━━━ Excerpted records
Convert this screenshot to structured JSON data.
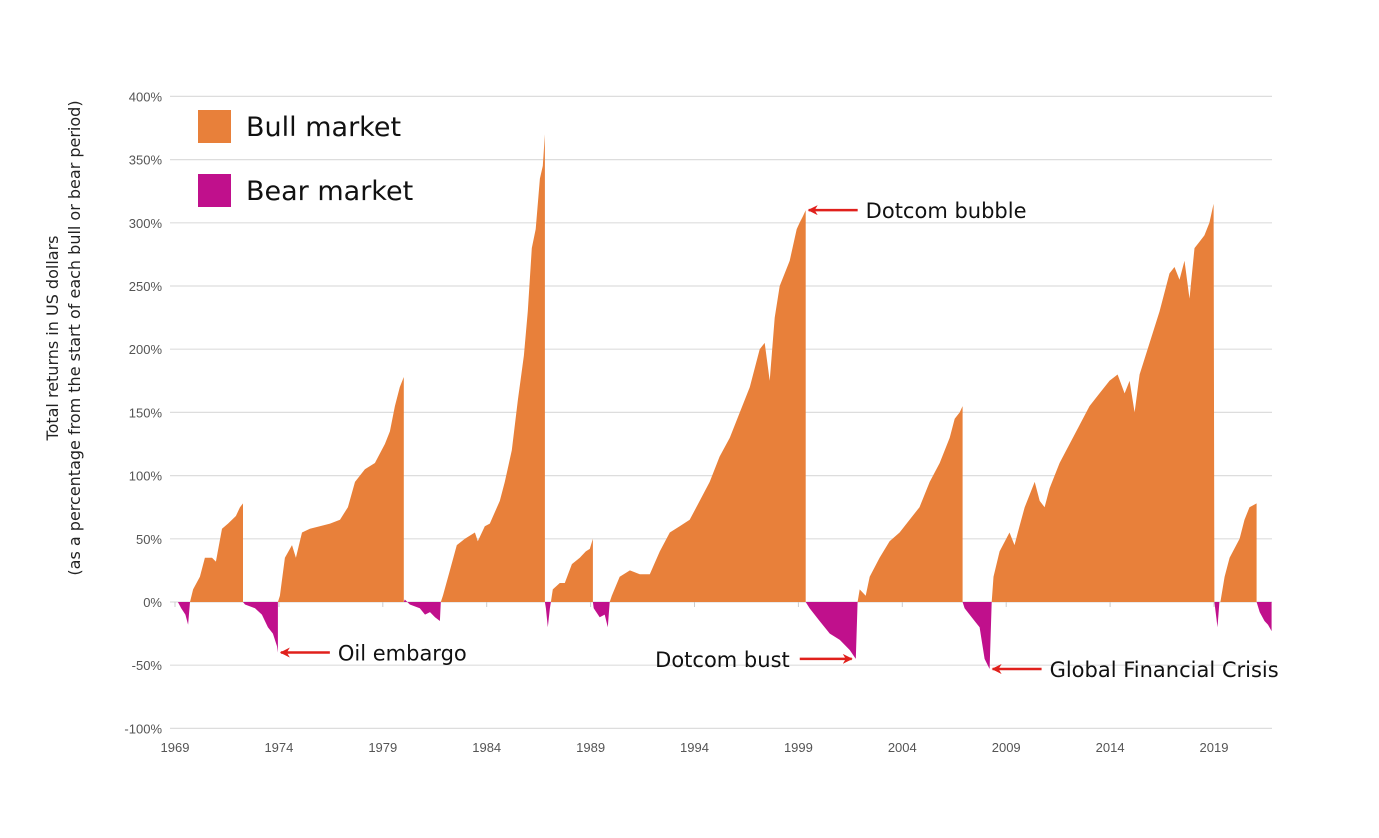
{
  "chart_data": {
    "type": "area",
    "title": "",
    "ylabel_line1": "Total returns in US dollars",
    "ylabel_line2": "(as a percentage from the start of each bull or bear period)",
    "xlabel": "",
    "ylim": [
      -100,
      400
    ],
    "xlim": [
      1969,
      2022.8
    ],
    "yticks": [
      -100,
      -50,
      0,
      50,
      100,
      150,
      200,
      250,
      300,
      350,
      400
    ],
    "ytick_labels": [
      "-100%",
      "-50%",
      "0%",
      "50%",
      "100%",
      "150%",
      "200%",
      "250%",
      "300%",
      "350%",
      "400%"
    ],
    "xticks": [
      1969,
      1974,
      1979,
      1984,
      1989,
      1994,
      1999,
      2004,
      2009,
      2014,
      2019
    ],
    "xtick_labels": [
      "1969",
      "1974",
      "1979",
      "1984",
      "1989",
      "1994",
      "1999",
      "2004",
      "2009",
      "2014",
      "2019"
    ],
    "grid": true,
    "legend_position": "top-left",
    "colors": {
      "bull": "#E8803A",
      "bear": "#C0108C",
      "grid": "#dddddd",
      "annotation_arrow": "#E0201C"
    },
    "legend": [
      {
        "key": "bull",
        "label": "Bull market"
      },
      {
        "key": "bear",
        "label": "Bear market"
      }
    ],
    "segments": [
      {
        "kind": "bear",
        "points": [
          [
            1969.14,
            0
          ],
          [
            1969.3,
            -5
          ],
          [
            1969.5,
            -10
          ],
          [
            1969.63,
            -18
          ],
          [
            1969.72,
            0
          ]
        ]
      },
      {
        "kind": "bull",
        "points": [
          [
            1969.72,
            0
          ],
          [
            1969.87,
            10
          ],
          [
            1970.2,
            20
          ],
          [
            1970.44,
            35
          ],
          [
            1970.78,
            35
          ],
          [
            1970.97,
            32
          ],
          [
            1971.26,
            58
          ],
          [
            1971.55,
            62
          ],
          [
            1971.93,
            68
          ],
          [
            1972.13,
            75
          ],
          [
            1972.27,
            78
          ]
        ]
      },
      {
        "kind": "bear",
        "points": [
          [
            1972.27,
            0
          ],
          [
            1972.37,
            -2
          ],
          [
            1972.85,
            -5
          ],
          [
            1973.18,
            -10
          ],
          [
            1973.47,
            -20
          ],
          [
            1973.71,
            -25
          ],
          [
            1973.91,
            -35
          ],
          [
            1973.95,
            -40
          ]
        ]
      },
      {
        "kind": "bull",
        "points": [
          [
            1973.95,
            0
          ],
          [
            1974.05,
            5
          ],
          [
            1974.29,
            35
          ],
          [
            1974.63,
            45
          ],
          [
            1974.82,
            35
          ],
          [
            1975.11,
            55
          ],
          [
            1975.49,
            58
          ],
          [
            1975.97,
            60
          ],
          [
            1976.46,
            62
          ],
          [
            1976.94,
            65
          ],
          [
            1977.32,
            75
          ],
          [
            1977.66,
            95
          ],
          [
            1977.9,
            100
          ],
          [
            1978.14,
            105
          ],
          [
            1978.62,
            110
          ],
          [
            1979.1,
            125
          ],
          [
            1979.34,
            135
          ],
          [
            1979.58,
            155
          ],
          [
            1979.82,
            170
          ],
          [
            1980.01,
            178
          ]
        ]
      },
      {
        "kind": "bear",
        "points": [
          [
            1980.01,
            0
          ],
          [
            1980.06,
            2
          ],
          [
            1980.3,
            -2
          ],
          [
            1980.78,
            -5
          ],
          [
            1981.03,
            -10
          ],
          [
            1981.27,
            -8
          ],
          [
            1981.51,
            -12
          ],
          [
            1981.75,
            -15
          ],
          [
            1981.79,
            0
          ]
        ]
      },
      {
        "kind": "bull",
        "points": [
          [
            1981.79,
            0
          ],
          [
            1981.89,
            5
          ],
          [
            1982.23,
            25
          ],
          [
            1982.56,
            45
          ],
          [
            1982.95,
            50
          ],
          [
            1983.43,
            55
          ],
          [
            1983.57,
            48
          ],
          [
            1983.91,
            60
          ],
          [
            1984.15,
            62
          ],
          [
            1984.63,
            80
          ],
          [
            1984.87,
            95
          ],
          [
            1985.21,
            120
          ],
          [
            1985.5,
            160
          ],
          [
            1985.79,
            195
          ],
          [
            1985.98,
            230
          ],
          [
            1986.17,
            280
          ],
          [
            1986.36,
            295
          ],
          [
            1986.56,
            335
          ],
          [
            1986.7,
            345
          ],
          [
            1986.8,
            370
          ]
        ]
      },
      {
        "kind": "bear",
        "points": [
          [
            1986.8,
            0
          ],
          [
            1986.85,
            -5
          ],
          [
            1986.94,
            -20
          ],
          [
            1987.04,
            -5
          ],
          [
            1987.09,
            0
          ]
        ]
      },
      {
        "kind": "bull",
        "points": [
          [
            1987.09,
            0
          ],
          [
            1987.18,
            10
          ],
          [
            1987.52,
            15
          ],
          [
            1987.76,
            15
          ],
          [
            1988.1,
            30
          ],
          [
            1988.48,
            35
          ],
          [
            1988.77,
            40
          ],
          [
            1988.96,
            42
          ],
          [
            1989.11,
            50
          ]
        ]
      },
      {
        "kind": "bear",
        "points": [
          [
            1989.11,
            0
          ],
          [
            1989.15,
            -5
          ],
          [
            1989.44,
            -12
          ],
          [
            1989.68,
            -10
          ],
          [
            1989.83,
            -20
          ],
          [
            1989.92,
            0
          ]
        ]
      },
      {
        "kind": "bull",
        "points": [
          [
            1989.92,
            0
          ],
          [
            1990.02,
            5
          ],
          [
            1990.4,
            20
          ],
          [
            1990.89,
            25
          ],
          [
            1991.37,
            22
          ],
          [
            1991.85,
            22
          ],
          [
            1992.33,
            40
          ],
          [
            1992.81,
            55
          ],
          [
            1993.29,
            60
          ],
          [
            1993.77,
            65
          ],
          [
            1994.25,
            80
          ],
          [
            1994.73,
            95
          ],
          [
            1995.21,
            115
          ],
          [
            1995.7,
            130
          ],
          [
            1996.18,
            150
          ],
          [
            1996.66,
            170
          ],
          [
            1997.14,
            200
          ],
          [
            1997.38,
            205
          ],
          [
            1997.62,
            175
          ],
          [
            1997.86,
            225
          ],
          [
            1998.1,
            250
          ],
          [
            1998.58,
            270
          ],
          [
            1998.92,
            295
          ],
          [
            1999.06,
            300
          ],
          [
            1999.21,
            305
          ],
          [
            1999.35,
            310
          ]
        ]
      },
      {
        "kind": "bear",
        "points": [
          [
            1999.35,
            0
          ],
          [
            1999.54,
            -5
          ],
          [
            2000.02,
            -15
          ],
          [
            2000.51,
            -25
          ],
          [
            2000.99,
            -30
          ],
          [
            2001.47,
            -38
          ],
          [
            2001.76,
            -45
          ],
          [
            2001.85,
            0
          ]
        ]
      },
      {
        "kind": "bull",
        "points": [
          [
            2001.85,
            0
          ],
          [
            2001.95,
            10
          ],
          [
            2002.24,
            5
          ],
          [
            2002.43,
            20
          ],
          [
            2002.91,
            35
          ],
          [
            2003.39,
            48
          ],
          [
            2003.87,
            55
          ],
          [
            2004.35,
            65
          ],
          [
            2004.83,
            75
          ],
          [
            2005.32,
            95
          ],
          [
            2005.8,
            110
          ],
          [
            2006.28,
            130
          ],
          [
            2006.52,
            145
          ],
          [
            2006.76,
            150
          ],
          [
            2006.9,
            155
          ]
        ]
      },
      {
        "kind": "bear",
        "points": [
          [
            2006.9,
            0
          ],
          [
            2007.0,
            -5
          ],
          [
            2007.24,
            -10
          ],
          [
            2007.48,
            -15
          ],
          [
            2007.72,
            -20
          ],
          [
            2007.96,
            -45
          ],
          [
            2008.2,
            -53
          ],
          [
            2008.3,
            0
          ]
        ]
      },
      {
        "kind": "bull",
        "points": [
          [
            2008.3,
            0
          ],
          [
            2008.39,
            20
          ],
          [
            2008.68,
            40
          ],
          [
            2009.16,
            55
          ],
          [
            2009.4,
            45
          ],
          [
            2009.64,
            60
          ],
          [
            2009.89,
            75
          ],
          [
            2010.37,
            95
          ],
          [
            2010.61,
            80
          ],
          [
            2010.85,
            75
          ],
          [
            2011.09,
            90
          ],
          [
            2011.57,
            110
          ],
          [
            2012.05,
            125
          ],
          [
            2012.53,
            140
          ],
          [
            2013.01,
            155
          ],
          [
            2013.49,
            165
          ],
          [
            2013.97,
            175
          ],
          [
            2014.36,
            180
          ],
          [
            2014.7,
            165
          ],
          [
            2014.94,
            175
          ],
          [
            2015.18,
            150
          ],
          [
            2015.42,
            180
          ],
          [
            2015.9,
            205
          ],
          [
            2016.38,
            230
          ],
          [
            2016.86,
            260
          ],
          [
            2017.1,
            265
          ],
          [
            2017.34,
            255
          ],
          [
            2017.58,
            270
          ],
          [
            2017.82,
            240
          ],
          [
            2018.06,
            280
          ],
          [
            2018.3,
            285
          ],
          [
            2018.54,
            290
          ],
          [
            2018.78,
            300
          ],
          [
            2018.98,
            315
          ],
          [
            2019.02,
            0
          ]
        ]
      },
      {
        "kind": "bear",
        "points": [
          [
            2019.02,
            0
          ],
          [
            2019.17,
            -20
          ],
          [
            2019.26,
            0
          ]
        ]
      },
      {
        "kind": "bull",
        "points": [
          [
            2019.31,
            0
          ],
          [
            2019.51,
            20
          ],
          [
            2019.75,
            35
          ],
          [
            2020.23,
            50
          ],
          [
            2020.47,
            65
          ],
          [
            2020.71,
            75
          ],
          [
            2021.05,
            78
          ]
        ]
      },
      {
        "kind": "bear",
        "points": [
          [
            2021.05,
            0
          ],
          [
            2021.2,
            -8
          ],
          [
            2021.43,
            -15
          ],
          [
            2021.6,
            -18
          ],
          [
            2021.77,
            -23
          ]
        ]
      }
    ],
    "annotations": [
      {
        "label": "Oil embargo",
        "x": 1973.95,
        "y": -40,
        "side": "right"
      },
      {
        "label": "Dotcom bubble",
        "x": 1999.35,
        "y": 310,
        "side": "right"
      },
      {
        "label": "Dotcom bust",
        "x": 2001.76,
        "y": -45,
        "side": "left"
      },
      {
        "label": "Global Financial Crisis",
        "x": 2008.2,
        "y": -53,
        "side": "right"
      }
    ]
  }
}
━━━━━━
● Description of the task: Filter the records down to the lines that contain the string "market", and copy those lines.

● Answer to this exercise:
        "label": "Bull market"
        "label": "Bear market"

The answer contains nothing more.